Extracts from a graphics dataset
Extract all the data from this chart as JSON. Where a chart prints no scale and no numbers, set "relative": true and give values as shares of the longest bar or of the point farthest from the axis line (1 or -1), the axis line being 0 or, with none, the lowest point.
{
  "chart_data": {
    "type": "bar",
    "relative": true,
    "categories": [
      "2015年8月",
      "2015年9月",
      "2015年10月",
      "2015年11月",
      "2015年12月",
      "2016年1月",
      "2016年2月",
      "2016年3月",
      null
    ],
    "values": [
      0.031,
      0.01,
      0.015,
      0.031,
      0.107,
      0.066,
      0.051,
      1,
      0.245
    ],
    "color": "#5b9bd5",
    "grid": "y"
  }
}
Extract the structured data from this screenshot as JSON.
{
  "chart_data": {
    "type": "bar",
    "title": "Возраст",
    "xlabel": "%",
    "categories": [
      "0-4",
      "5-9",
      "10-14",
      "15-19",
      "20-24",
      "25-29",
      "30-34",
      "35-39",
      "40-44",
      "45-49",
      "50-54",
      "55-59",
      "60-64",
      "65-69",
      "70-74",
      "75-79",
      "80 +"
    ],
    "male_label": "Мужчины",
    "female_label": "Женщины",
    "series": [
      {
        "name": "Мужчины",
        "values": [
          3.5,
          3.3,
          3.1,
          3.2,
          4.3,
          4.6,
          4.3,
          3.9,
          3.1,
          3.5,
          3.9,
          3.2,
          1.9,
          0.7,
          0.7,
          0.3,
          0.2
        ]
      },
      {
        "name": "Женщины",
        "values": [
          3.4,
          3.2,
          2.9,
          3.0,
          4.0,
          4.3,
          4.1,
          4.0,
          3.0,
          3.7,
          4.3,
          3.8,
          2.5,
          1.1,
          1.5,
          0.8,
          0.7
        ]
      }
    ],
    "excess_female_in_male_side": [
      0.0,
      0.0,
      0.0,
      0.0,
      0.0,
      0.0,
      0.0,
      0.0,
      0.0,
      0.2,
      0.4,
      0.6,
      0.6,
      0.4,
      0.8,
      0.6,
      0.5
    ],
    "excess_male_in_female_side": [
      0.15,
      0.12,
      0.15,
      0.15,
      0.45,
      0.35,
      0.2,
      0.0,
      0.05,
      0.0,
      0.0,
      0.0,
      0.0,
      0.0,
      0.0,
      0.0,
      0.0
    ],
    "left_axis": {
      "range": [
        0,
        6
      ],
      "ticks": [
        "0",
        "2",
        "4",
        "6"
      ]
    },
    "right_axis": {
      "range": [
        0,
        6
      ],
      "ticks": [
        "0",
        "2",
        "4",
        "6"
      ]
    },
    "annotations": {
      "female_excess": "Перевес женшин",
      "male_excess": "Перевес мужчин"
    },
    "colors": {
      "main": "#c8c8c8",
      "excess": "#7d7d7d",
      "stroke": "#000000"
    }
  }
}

REQUIRED TASK ::
Reproduce the data in its entirety, matching each character.

THE SOLUTION ::
Extract all the data from this chart as JSON. Where a chart prints no scale and no numbers, set "relative": true and give values as shares of the longest bar or of the point farthest from the axis line (1 or -1), the axis line being 0 or, with none, the lowest point.
{
  "chart_data": {
    "type": "bar",
    "relative": true,
    "categories": [
      "2015年8月",
      "2015年9月",
      "2015年10月",
      "2015年11月",
      "2015年12月",
      "2016年1月",
      "2016年2月",
      "2016年3月",
      null
    ],
    "values": [
      0.031,
      0.01,
      0.015,
      0.031,
      0.107,
      0.066,
      0.051,
      1,
      0.245
    ],
    "color": "#5b9bd5",
    "grid": "y"
  }
}
Extract the structured data from this screenshot as JSON.
{
  "chart_data": {
    "type": "bar",
    "title": "Возраст",
    "xlabel": "%",
    "categories": [
      "0-4",
      "5-9",
      "10-14",
      "15-19",
      "20-24",
      "25-29",
      "30-34",
      "35-39",
      "40-44",
      "45-49",
      "50-54",
      "55-59",
      "60-64",
      "65-69",
      "70-74",
      "75-79",
      "80 +"
    ],
    "male_label": "Мужчины",
    "female_label": "Женщины",
    "series": [
      {
        "name": "Мужчины",
        "values": [
          3.5,
          3.3,
          3.1,
          3.2,
          4.3,
          4.6,
          4.3,
          3.9,
          3.1,
          3.5,
          3.9,
          3.2,
          1.9,
          0.7,
          0.7,
          0.3,
          0.2
        ]
      },
      {
        "name": "Женщины",
        "values": [
          3.4,
          3.2,
          2.9,
          3.0,
          4.0,
          4.3,
          4.1,
          4.0,
          3.0,
          3.7,
          4.3,
          3.8,
          2.5,
          1.1,
          1.5,
          0.8,
          0.7
        ]
      }
    ],
    "excess_female_in_male_side": [
      0.0,
      0.0,
      0.0,
      0.0,
      0.0,
      0.0,
      0.0,
      0.0,
      0.0,
      0.2,
      0.4,
      0.6,
      0.6,
      0.4,
      0.8,
      0.6,
      0.5
    ],
    "excess_male_in_female_side": [
      0.15,
      0.12,
      0.15,
      0.15,
      0.45,
      0.35,
      0.2,
      0.0,
      0.05,
      0.0,
      0.0,
      0.0,
      0.0,
      0.0,
      0.0,
      0.0,
      0.0
    ],
    "left_axis": {
      "range": [
        0,
        6
      ],
      "ticks": [
        "0",
        "2",
        "4",
        "6"
      ]
    },
    "right_axis": {
      "range": [
        0,
        6
      ],
      "ticks": [
        "0",
        "2",
        "4",
        "6"
      ]
    },
    "annotations": {
      "female_excess": "Перевес женшин",
      "male_excess": "Перевес мужчин"
    },
    "colors": {
      "main": "#c8c8c8",
      "excess": "#7d7d7d",
      "stroke": "#000000"
    }
  }
}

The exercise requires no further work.